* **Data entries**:
------------

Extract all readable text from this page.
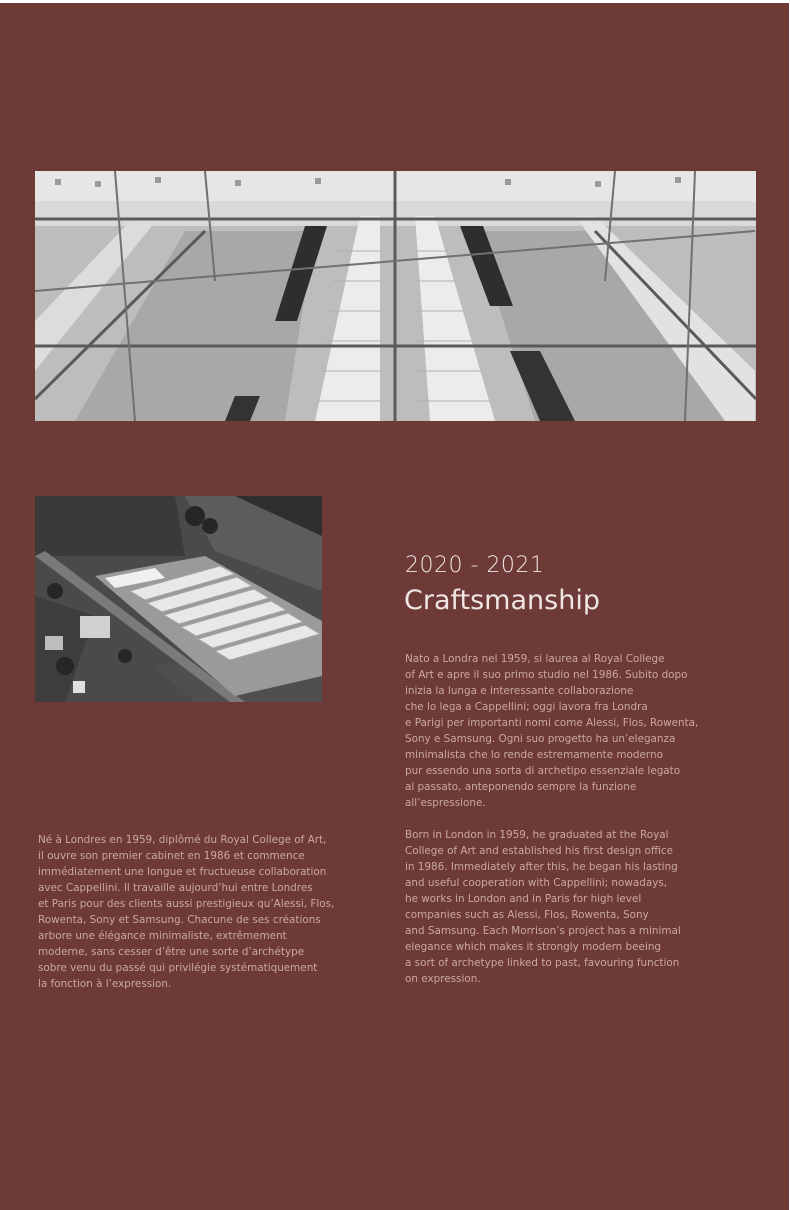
2020 - 2021
Craftsmanship

Nato a Londra nel 1959, si laurea al Royal College
of Art e apre il suo primo studio nel 1986. Subito dopo
inizia la lunga e interessante collaborazione
che lo lega a Cappellini; oggi lavora fra Londra
e Parigi per importanti nomi come Alessi, Flos, Rowenta,
Sony e Samsung. Ogni suo progetto ha un’eleganza
minimalista che lo rende estremamente moderno
pur essendo una sorta di archetipo essenziale legato
al passato, anteponendo sempre la funzione
all’espressione.

Born in London in 1959, he graduated at the Royal
College of Art and established his first design office
in 1986. Immediately after this, he began his lasting
and useful cooperation with Cappellini; nowadays,
he works in London and in Paris for high level
companies such as Alessi, Flos, Rowenta, Sony
and Samsung. Each Morrison’s project has a minimal
elegance which makes it strongly modern beeing
a sort of archetype linked to past, favouring function
on expression.

Né à Londres en 1959, diplômé du Royal College of Art,
il ouvre son premier cabinet en 1986 et commence
immédiatement une longue et fructueuse collaboration
avec Cappellini. Il travaille aujourd’hui entre Londres
et Paris pour des clients aussi prestigieux qu’Alessi, Flos,
Rowenta, Sony et Samsung. Chacune de ses créations
arbore une élégance minimaliste, extrêmement
moderne, sans cesser d’être une sorte d’archétype
sobre venu du passé qui privilégie systématiquement
la fonction à l’expression.
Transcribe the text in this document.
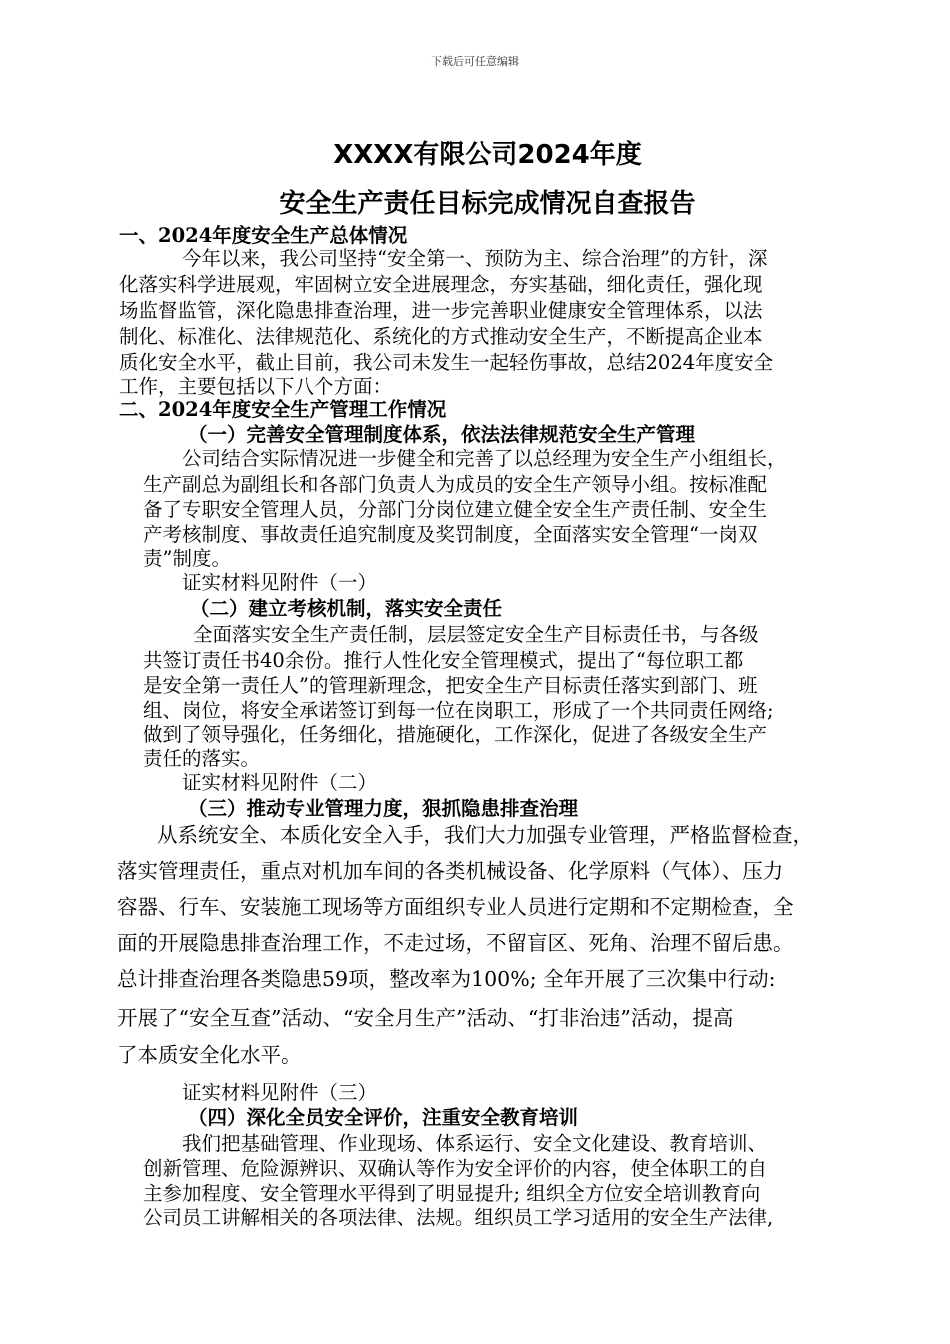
下载后可任意编辑
XXXX有限公司2024年度
安全生产责任目标完成情况自查报告
一、2024年度安全生产总体情况
今年以来，我公司坚持“安全第一、预防为主、综合治理”的方针，深
化落实科学进展观，牢固树立安全进展理念，夯实基础，细化责任，强化现
场监督监管，深化隐患排查治理，进一步完善职业健康安全管理体系，以法
制化、标准化、法律规范化、系统化的方式推动安全生产，不断提高企业本
质化安全水平，截止目前，我公司未发生一起轻伤事故，总结2024年度安全
工作，主要包括以下八个方面：
二、2024年度安全生产管理工作情况
（一）完善安全管理制度体系，依法法律规范安全生产管理
公司结合实际情况进一步健全和完善了以总经理为安全生产小组组长，
生产副总为副组长和各部门负责人为成员的安全生产领导小组。按标准配
备了专职安全管理人员，分部门分岗位建立健全安全生产责任制、安全生
产考核制度、事故责任追究制度及奖罚制度，全面落实安全管理“一岗双
责”制度。
证实材料见附件（一）
（二）建立考核机制，落实安全责任
全面落实安全生产责任制，层层签定安全生产目标责任书，与各级
共签订责任书40余份。推行人性化安全管理模式，提出了“每位职工都
是安全第一责任人”的管理新理念，把安全生产目标责任落实到部门、班
组、岗位，将安全承诺签订到每一位在岗职工，形成了一个共同责任网络;
做到了领导强化，任务细化，措施硬化，工作深化，促进了各级安全生产
责任的落实。
证实材料见附件（二）
（三）推动专业管理力度，狠抓隐患排查治理
从系统安全、本质化安全入手，我们大力加强专业管理，严格监督检查，
落实管理责任，重点对机加车间的各类机械设备、化学原料（气体）、压力
容器、行车、安装施工现场等方面组织专业人员进行定期和不定期检查，全
面的开展隐患排查治理工作，不走过场，不留盲区、死角、治理不留后患。
总计排查治理各类隐患59项，整改率为100%; 全年开展了三次集中行动:
开展了“安全互查”活动、“安全月生产”活动、“打非治违”活动，提高
了本质安全化水平。
证实材料见附件（三）
（四）深化全员安全评价，注重安全教育培训
我们把基础管理、作业现场、体系运行、安全文化建设、教育培训、
创新管理、危险源辨识、双确认等作为安全评价的内容，使全体职工的自
主参加程度、安全管理水平得到了明显提升; 组织全方位安全培训教育向
公司员工讲解相关的各项法律、法规。组织员工学习适用的安全生产法律,
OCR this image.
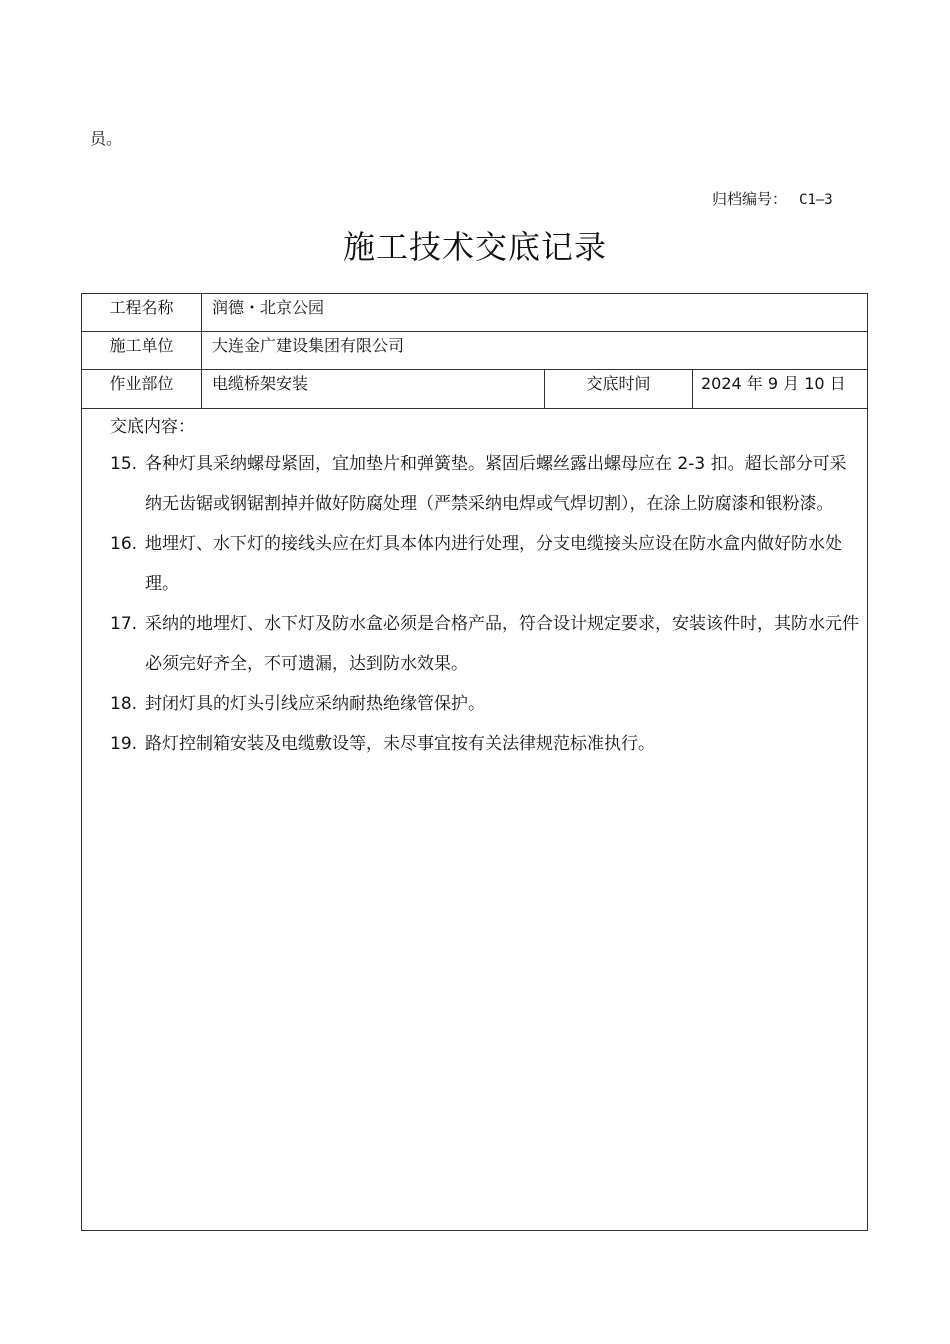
员。
归档编号： C1—3
施工技术交底记录
工程名称	润德・北京公园
施工单位	大连金广建设集团有限公司
作业部位	电缆桥架安装	交底时间	2024 年 9 月 10 日
交底内容：
15. 各种灯具采纳螺母紧固，宜加垫片和弹簧垫。紧固后螺丝露出螺母应在 2-3 扣。超长部分可采纳无齿锯或钢锯割掉并做好防腐处理（严禁采纳电焊或气焊切割），在涂上防腐漆和银粉漆。
16. 地埋灯、水下灯的接线头应在灯具本体内进行处理，分支电缆接头应设在防水盒内做好防水处理。
17. 采纳的地埋灯、水下灯及防水盒必须是合格产品，符合设计规定要求，安装该件时，其防水元件必须完好齐全，不可遗漏，达到防水效果。
18. 封闭灯具的灯头引线应采纳耐热绝缘管保护。
19. 路灯控制箱安装及电缆敷设等，未尽事宜按有关法律规范标准执行。
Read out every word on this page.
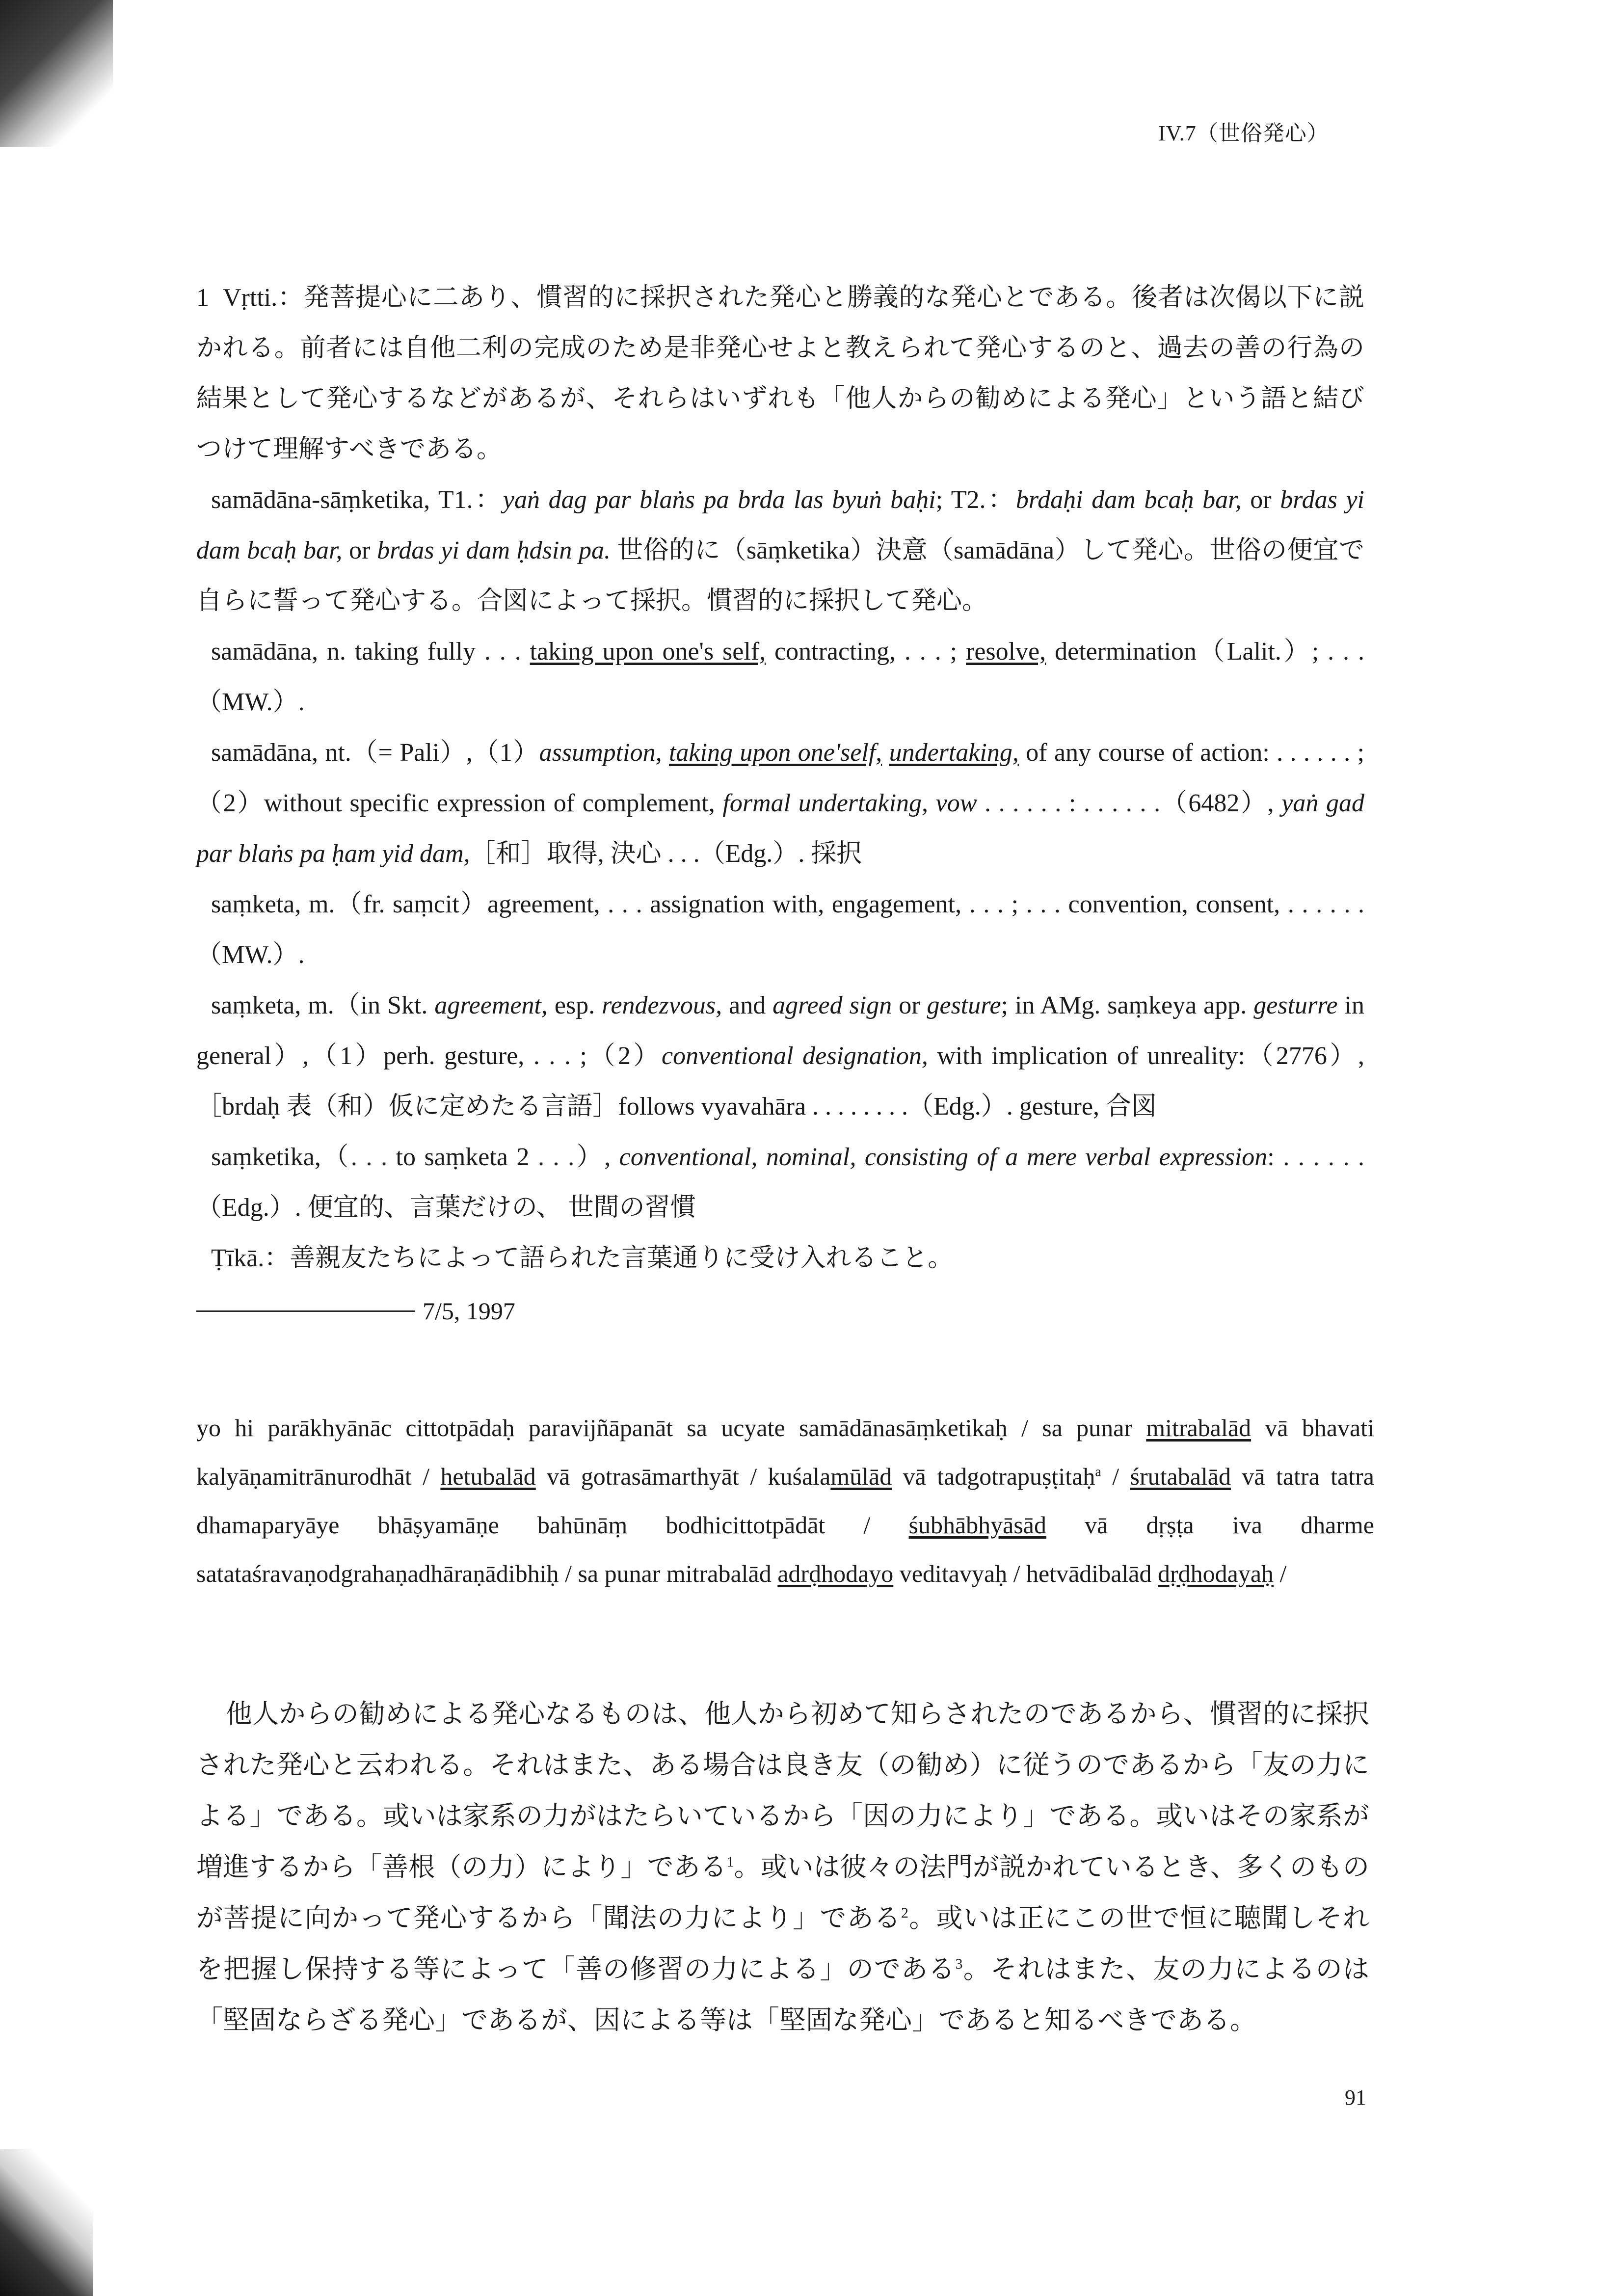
IV.7（世俗発心）

1 Vṛtti.：発菩提心に二あり、慣習的に採択された発心と勝義的な発心とである。後者は次偈以下に説かれる。前者には自他二利の完成のため是非発心せよと教えられて発心するのと、過去の善の行為の結果として発心するなどがあるが、それらはいずれも「他人からの勧めによる発心」という語と結びつけて理解すべきである。

samādāna-sāṃketika, T1.：yaṅ dag par blaṅs pa brda las byuṅ baḥi; T2.：brdaḥi dam bcaḥ bar, or brdas yi dam bcaḥ bar, or brdas yi dam ḥdsin pa. 世俗的に（sāṃketika）決意（samādāna）して発心。世俗の便宜で自らに誓って発心する。合図によって採択。慣習的に採択して発心。

samādāna, n. taking fully . . . taking upon one's self, contracting, . . . ; resolve, determination（Lalit.）; . . .（MW.）.

samādāna, nt.（= Pali）,（1）assumption, taking upon one'self, undertaking, of any course of action: . . . . . . ;（2）without specific expression of complement, formal undertaking, vow . . . . . . : . . . . . .（6482）, yaṅ gad par blaṅs pa ḥam yid dam,［和］取得, 決心 . . .（Edg.）. 採択

saṃketa, m.（fr. saṃcit）agreement, . . . assignation with, engagement, . . . ; . . . convention, consent, . . . . . .（MW.）.

saṃketa, m.（in Skt. agreement, esp. rendezvous, and agreed sign or gesture; in AMg. saṃkeya app. gesturre in general）,（1）perh. gesture, . . . ;（2）conventional designation, with implication of unreality:（2776）,［brdaḥ 表（和）仮に定めたる言語］follows vyavahāra . . . . . . . .（Edg.）. gesture, 合図

saṃketika,（. . . to saṃketa 2 . . .）, conventional, nominal, consisting of a mere verbal expression: . . . . . .（Edg.）. 便宜的、言葉だけの、 世間の習慣

Ṭīkā.：善親友たちによって語られた言葉通りに受け入れること。

7/5, 1997

yo hi parākhyānāc cittotpādaḥ paravijñāpanāt sa ucyate samādānasāṃketikaḥ / sa punar mitrabalād vā bhavati kalyāṇamitrānurodhāt / hetubalād vā gotrasāmarthyāt / kuśalamūlād vā tadgotrapuṣṭitaḥ$^a$ / śrutabalād vā tatra tatra dhamaparyāye bhāṣyamāṇe bahūnāṃ bodhicittotpādāt / śubhābhyāsād vā dṛṣṭa iva dharme satataśravaṇodgrahaṇadhāraṇādibhiḥ / sa punar mitrabalād adrḍhodayo veditavyaḥ / hetvādibalād dṛḍhodayaḥ /

他人からの勧めによる発心なるものは、他人から初めて知らされたのであるから、慣習的に採択された発心と云われる。それはまた、ある場合は良き友（の勧め）に従うのであるから「友の力による」である。或いは家系の力がはたらいているから「因の力により」である。或いはその家系が増進するから「善根（の力）により」である$^1$。或いは彼々の法門が説かれているとき、多くのものが菩提に向かって発心するから「聞法の力により」である$^2$。或いは正にこの世で恒に聴聞しそれを把握し保持する等によって「善の修習の力による」のである$^3$。それはまた、友の力によるのは「堅固ならざる発心」であるが、因による等は「堅固な発心」であると知るべきである。

91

------------

* **Short exercise**:
The answer is one number: how many lines of the material above contain "Alessi".

* **Written response**:
3